## What you have to do
Carry none of the pictures over; set down the material below exactly.

## Data for this exercise
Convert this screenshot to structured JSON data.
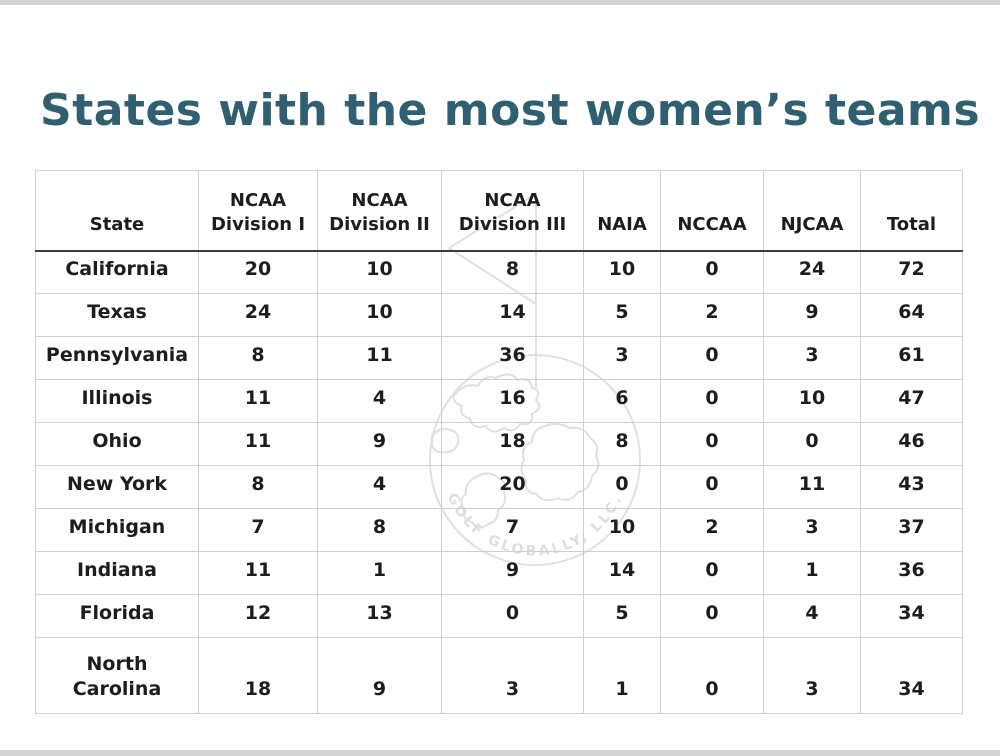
{
  "page": {
    "title": "States with the most women’s teams"
  },
  "watermark": {
    "text": "GOLF GLOBALLY, LLC."
  },
  "table": {
    "columns": [
      {
        "id": "state",
        "lines": [
          "State"
        ]
      },
      {
        "id": "ncaa-division-1",
        "lines": [
          "NCAA",
          "Division I"
        ]
      },
      {
        "id": "ncaa-division-2",
        "lines": [
          "NCAA",
          "Division II"
        ]
      },
      {
        "id": "ncaa-division-3",
        "lines": [
          "NCAA",
          "Division III"
        ]
      },
      {
        "id": "naia",
        "lines": [
          "NAIA"
        ]
      },
      {
        "id": "nccaa",
        "lines": [
          "NCCAA"
        ]
      },
      {
        "id": "njcaa",
        "lines": [
          "NJCAA"
        ]
      },
      {
        "id": "total",
        "lines": [
          "Total"
        ]
      }
    ],
    "rows": [
      {
        "cells": [
          "California",
          "20",
          "10",
          "8",
          "10",
          "0",
          "24",
          "72"
        ]
      },
      {
        "cells": [
          "Texas",
          "24",
          "10",
          "14",
          "5",
          "2",
          "9",
          "64"
        ]
      },
      {
        "cells": [
          "Pennsylvania",
          "8",
          "11",
          "36",
          "3",
          "0",
          "3",
          "61"
        ]
      },
      {
        "cells": [
          "Illinois",
          "11",
          "4",
          "16",
          "6",
          "0",
          "10",
          "47"
        ]
      },
      {
        "cells": [
          "Ohio",
          "11",
          "9",
          "18",
          "8",
          "0",
          "0",
          "46"
        ]
      },
      {
        "cells": [
          "New York",
          "8",
          "4",
          "20",
          "0",
          "0",
          "11",
          "43"
        ]
      },
      {
        "cells": [
          "Michigan",
          "7",
          "8",
          "7",
          "10",
          "2",
          "3",
          "37"
        ]
      },
      {
        "cells": [
          "Indiana",
          "11",
          "1",
          "9",
          "14",
          "0",
          "1",
          "36"
        ]
      },
      {
        "cells": [
          "Florida",
          "12",
          "13",
          "0",
          "5",
          "0",
          "4",
          "34"
        ]
      },
      {
        "cells": [
          "North\nCarolina",
          "18",
          "9",
          "3",
          "1",
          "0",
          "3",
          "34"
        ]
      }
    ]
  },
  "colors": {
    "title": "#2f5f70",
    "grid_border": "#cfcfcf",
    "header_rule": "#3d3d3d",
    "text": "#1d1d1d",
    "watermark": "#e0e0e0",
    "edge_bars": "#d4d4d4"
  },
  "chart_data": {
    "type": "table",
    "title": "States with the most women’s teams",
    "columns": [
      "State",
      "NCAA Division I",
      "NCAA Division II",
      "NCAA Division III",
      "NAIA",
      "NCCAA",
      "NJCAA",
      "Total"
    ],
    "rows": [
      [
        "California",
        20,
        10,
        8,
        10,
        0,
        24,
        72
      ],
      [
        "Texas",
        24,
        10,
        14,
        5,
        2,
        9,
        64
      ],
      [
        "Pennsylvania",
        8,
        11,
        36,
        3,
        0,
        3,
        61
      ],
      [
        "Illinois",
        11,
        4,
        16,
        6,
        0,
        10,
        47
      ],
      [
        "Ohio",
        11,
        9,
        18,
        8,
        0,
        0,
        46
      ],
      [
        "New York",
        8,
        4,
        20,
        0,
        0,
        11,
        43
      ],
      [
        "Michigan",
        7,
        8,
        7,
        10,
        2,
        3,
        37
      ],
      [
        "Indiana",
        11,
        1,
        9,
        14,
        0,
        1,
        36
      ],
      [
        "Florida",
        12,
        13,
        0,
        5,
        0,
        4,
        34
      ],
      [
        "North Carolina",
        18,
        9,
        3,
        1,
        0,
        3,
        34
      ]
    ]
  }
}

## Written answer
Convert this screenshot to structured JSON data.
{
  "page": {
    "title": "States with the most women’s teams"
  },
  "watermark": {
    "text": "GOLF GLOBALLY, LLC."
  },
  "table": {
    "columns": [
      {
        "id": "state",
        "lines": [
          "State"
        ]
      },
      {
        "id": "ncaa-division-1",
        "lines": [
          "NCAA",
          "Division I"
        ]
      },
      {
        "id": "ncaa-division-2",
        "lines": [
          "NCAA",
          "Division II"
        ]
      },
      {
        "id": "ncaa-division-3",
        "lines": [
          "NCAA",
          "Division III"
        ]
      },
      {
        "id": "naia",
        "lines": [
          "NAIA"
        ]
      },
      {
        "id": "nccaa",
        "lines": [
          "NCCAA"
        ]
      },
      {
        "id": "njcaa",
        "lines": [
          "NJCAA"
        ]
      },
      {
        "id": "total",
        "lines": [
          "Total"
        ]
      }
    ],
    "rows": [
      {
        "cells": [
          "California",
          "20",
          "10",
          "8",
          "10",
          "0",
          "24",
          "72"
        ]
      },
      {
        "cells": [
          "Texas",
          "24",
          "10",
          "14",
          "5",
          "2",
          "9",
          "64"
        ]
      },
      {
        "cells": [
          "Pennsylvania",
          "8",
          "11",
          "36",
          "3",
          "0",
          "3",
          "61"
        ]
      },
      {
        "cells": [
          "Illinois",
          "11",
          "4",
          "16",
          "6",
          "0",
          "10",
          "47"
        ]
      },
      {
        "cells": [
          "Ohio",
          "11",
          "9",
          "18",
          "8",
          "0",
          "0",
          "46"
        ]
      },
      {
        "cells": [
          "New York",
          "8",
          "4",
          "20",
          "0",
          "0",
          "11",
          "43"
        ]
      },
      {
        "cells": [
          "Michigan",
          "7",
          "8",
          "7",
          "10",
          "2",
          "3",
          "37"
        ]
      },
      {
        "cells": [
          "Indiana",
          "11",
          "1",
          "9",
          "14",
          "0",
          "1",
          "36"
        ]
      },
      {
        "cells": [
          "Florida",
          "12",
          "13",
          "0",
          "5",
          "0",
          "4",
          "34"
        ]
      },
      {
        "cells": [
          "North\nCarolina",
          "18",
          "9",
          "3",
          "1",
          "0",
          "3",
          "34"
        ]
      }
    ]
  },
  "colors": {
    "title": "#2f5f70",
    "grid_border": "#cfcfcf",
    "header_rule": "#3d3d3d",
    "text": "#1d1d1d",
    "watermark": "#e0e0e0",
    "edge_bars": "#d4d4d4"
  },
  "chart_data": {
    "type": "table",
    "title": "States with the most women’s teams",
    "columns": [
      "State",
      "NCAA Division I",
      "NCAA Division II",
      "NCAA Division III",
      "NAIA",
      "NCCAA",
      "NJCAA",
      "Total"
    ],
    "rows": [
      [
        "California",
        20,
        10,
        8,
        10,
        0,
        24,
        72
      ],
      [
        "Texas",
        24,
        10,
        14,
        5,
        2,
        9,
        64
      ],
      [
        "Pennsylvania",
        8,
        11,
        36,
        3,
        0,
        3,
        61
      ],
      [
        "Illinois",
        11,
        4,
        16,
        6,
        0,
        10,
        47
      ],
      [
        "Ohio",
        11,
        9,
        18,
        8,
        0,
        0,
        46
      ],
      [
        "New York",
        8,
        4,
        20,
        0,
        0,
        11,
        43
      ],
      [
        "Michigan",
        7,
        8,
        7,
        10,
        2,
        3,
        37
      ],
      [
        "Indiana",
        11,
        1,
        9,
        14,
        0,
        1,
        36
      ],
      [
        "Florida",
        12,
        13,
        0,
        5,
        0,
        4,
        34
      ],
      [
        "North Carolina",
        18,
        9,
        3,
        1,
        0,
        3,
        34
      ]
    ]
  }
}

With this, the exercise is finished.